▶ _Stated task_:
What follows is a set of records, each of which is to be written out exactly.

Data records
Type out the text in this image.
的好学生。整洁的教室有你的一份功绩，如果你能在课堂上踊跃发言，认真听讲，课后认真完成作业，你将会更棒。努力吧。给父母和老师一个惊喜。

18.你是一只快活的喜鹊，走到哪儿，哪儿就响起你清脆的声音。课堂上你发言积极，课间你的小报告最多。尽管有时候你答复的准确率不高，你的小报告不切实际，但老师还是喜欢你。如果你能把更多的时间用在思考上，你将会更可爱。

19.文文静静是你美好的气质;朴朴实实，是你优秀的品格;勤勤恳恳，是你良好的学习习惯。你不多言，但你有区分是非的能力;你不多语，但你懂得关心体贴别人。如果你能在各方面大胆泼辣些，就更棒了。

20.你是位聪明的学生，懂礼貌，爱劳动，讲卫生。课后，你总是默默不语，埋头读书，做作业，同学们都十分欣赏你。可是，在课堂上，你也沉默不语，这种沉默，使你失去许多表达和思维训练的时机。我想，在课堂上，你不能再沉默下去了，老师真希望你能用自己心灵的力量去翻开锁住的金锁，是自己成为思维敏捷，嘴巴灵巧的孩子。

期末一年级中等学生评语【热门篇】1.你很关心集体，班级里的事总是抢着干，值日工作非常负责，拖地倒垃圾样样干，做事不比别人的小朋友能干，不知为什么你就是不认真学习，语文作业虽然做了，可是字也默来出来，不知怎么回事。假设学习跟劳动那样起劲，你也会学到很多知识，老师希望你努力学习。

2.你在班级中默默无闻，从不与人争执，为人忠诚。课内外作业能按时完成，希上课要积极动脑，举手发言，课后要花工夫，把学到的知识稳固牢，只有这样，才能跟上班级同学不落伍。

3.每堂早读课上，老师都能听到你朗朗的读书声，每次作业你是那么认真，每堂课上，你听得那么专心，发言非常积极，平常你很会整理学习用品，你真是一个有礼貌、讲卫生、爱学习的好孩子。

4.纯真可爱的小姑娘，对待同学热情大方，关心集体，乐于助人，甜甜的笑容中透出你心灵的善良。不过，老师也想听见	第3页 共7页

▶ _Result_:
Type out the text in this image.
的好学生。整洁的教室有你的一份功绩，如果你能在课堂上踊跃发言，认真听讲，课后认真完成作业，你将会更棒。努力吧。给父母和老师一个惊喜。

18.你是一只快活的喜鹊，走到哪儿，哪儿就响起你清脆的声音。课堂上你发言积极，课间你的小报告最多。尽管有时候你答复的准确率不高，你的小报告不切实际，但老师还是喜欢你。如果你能把更多的时间用在思考上，你将会更可爱。

19.文文静静是你美好的气质;朴朴实实，是你优秀的品格;勤勤恳恳，是你良好的学习习惯。你不多言，但你有区分是非的能力;你不多语，但你懂得关心体贴别人。如果你能在各方面大胆泼辣些，就更棒了。

20.你是位聪明的学生，懂礼貌，爱劳动，讲卫生。课后，你总是默默不语，埋头读书，做作业，同学们都十分欣赏你。可是，在课堂上，你也沉默不语，这种沉默，使你失去许多表达和思维训练的时机。我想，在课堂上，你不能再沉默下去了，老师真希望你能用自己心灵的力量去翻开锁住的金锁，是自己成为思维敏捷，嘴巴灵巧的孩子。

期末一年级中等学生评语【热门篇】1.你很关心集体，班级里的事总是抢着干，值日工作非常负责，拖地倒垃圾样样干，做事不比别人的小朋友能干，不知为什么你就是不认真学习，语文作业虽然做了，可是字也默来出来，不知怎么回事。假设学习跟劳动那样起劲，你也会学到很多知识，老师希望你努力学习。

2.你在班级中默默无闻，从不与人争执，为人忠诚。课内外作业能按时完成，希上课要积极动脑，举手发言，课后要花工夫，把学到的知识稳固牢，只有这样，才能跟上班级同学不落伍。

3.每堂早读课上，老师都能听到你朗朗的读书声，每次作业你是那么认真，每堂课上，你听得那么专心，发言非常积极，平常你很会整理学习用品，你真是一个有礼貌、讲卫生、爱学习的好孩子。

4.纯真可爱的小姑娘，对待同学热情大方，关心集体，乐于助人，甜甜的笑容中透出你心灵的善良。不过，老师也想听见	第3页 共7页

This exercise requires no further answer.